▶ [Problem details]: The material below should be written out in full and exactly; pictures stay out of the copy.
++++ Provided data
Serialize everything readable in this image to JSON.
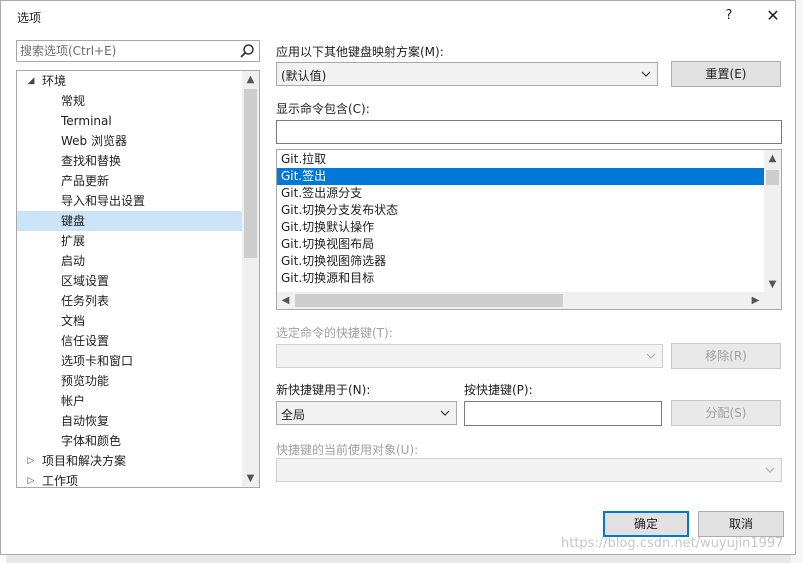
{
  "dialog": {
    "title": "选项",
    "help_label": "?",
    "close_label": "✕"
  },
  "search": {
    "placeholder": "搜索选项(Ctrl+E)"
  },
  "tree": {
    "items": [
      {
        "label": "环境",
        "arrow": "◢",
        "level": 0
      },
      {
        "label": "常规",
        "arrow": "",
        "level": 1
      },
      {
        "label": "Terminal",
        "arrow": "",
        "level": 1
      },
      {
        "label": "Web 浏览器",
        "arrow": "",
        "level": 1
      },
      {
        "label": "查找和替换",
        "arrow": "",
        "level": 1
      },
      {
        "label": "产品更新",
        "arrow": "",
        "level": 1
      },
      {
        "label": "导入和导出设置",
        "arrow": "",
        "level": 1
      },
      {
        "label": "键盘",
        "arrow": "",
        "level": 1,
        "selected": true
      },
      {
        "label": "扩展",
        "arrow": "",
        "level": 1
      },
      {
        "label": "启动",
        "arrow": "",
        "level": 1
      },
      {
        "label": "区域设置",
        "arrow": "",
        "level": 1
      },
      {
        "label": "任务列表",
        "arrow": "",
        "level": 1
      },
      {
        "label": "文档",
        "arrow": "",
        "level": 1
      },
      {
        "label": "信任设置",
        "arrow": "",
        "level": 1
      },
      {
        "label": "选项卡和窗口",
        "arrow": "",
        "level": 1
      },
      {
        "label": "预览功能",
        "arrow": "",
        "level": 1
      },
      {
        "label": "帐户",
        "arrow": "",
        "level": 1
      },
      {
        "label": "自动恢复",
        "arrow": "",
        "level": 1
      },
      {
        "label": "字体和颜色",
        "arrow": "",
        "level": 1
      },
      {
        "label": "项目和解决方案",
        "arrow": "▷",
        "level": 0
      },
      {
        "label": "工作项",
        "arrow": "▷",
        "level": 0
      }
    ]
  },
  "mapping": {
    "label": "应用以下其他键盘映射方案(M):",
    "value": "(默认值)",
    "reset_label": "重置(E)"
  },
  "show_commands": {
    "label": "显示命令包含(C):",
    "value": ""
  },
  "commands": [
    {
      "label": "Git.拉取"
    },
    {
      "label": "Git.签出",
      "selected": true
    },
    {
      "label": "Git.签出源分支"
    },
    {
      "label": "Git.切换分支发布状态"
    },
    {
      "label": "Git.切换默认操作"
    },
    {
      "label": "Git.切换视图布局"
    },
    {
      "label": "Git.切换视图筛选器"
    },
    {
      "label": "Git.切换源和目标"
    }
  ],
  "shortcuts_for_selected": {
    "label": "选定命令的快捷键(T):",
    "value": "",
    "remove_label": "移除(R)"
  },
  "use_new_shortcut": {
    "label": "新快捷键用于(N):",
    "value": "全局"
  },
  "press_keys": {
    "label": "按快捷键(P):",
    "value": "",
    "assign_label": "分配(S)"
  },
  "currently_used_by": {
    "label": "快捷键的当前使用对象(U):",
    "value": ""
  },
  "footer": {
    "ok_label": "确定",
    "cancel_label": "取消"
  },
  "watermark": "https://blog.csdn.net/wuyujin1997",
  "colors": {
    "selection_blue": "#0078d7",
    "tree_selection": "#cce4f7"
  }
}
++++++++
▶ [Exercise solution]:
Serialize everything readable in this image to JSON.
{
  "dialog": {
    "title": "选项",
    "help_label": "?",
    "close_label": "✕"
  },
  "search": {
    "placeholder": "搜索选项(Ctrl+E)"
  },
  "tree": {
    "items": [
      {
        "label": "环境",
        "arrow": "◢",
        "level": 0
      },
      {
        "label": "常规",
        "arrow": "",
        "level": 1
      },
      {
        "label": "Terminal",
        "arrow": "",
        "level": 1
      },
      {
        "label": "Web 浏览器",
        "arrow": "",
        "level": 1
      },
      {
        "label": "查找和替换",
        "arrow": "",
        "level": 1
      },
      {
        "label": "产品更新",
        "arrow": "",
        "level": 1
      },
      {
        "label": "导入和导出设置",
        "arrow": "",
        "level": 1
      },
      {
        "label": "键盘",
        "arrow": "",
        "level": 1,
        "selected": true
      },
      {
        "label": "扩展",
        "arrow": "",
        "level": 1
      },
      {
        "label": "启动",
        "arrow": "",
        "level": 1
      },
      {
        "label": "区域设置",
        "arrow": "",
        "level": 1
      },
      {
        "label": "任务列表",
        "arrow": "",
        "level": 1
      },
      {
        "label": "文档",
        "arrow": "",
        "level": 1
      },
      {
        "label": "信任设置",
        "arrow": "",
        "level": 1
      },
      {
        "label": "选项卡和窗口",
        "arrow": "",
        "level": 1
      },
      {
        "label": "预览功能",
        "arrow": "",
        "level": 1
      },
      {
        "label": "帐户",
        "arrow": "",
        "level": 1
      },
      {
        "label": "自动恢复",
        "arrow": "",
        "level": 1
      },
      {
        "label": "字体和颜色",
        "arrow": "",
        "level": 1
      },
      {
        "label": "项目和解决方案",
        "arrow": "▷",
        "level": 0
      },
      {
        "label": "工作项",
        "arrow": "▷",
        "level": 0
      }
    ]
  },
  "mapping": {
    "label": "应用以下其他键盘映射方案(M):",
    "value": "(默认值)",
    "reset_label": "重置(E)"
  },
  "show_commands": {
    "label": "显示命令包含(C):",
    "value": ""
  },
  "commands": [
    {
      "label": "Git.拉取"
    },
    {
      "label": "Git.签出",
      "selected": true
    },
    {
      "label": "Git.签出源分支"
    },
    {
      "label": "Git.切换分支发布状态"
    },
    {
      "label": "Git.切换默认操作"
    },
    {
      "label": "Git.切换视图布局"
    },
    {
      "label": "Git.切换视图筛选器"
    },
    {
      "label": "Git.切换源和目标"
    }
  ],
  "shortcuts_for_selected": {
    "label": "选定命令的快捷键(T):",
    "value": "",
    "remove_label": "移除(R)"
  },
  "use_new_shortcut": {
    "label": "新快捷键用于(N):",
    "value": "全局"
  },
  "press_keys": {
    "label": "按快捷键(P):",
    "value": "",
    "assign_label": "分配(S)"
  },
  "currently_used_by": {
    "label": "快捷键的当前使用对象(U):",
    "value": ""
  },
  "footer": {
    "ok_label": "确定",
    "cancel_label": "取消"
  },
  "watermark": "https://blog.csdn.net/wuyujin1997",
  "colors": {
    "selection_blue": "#0078d7",
    "tree_selection": "#cce4f7"
  }
}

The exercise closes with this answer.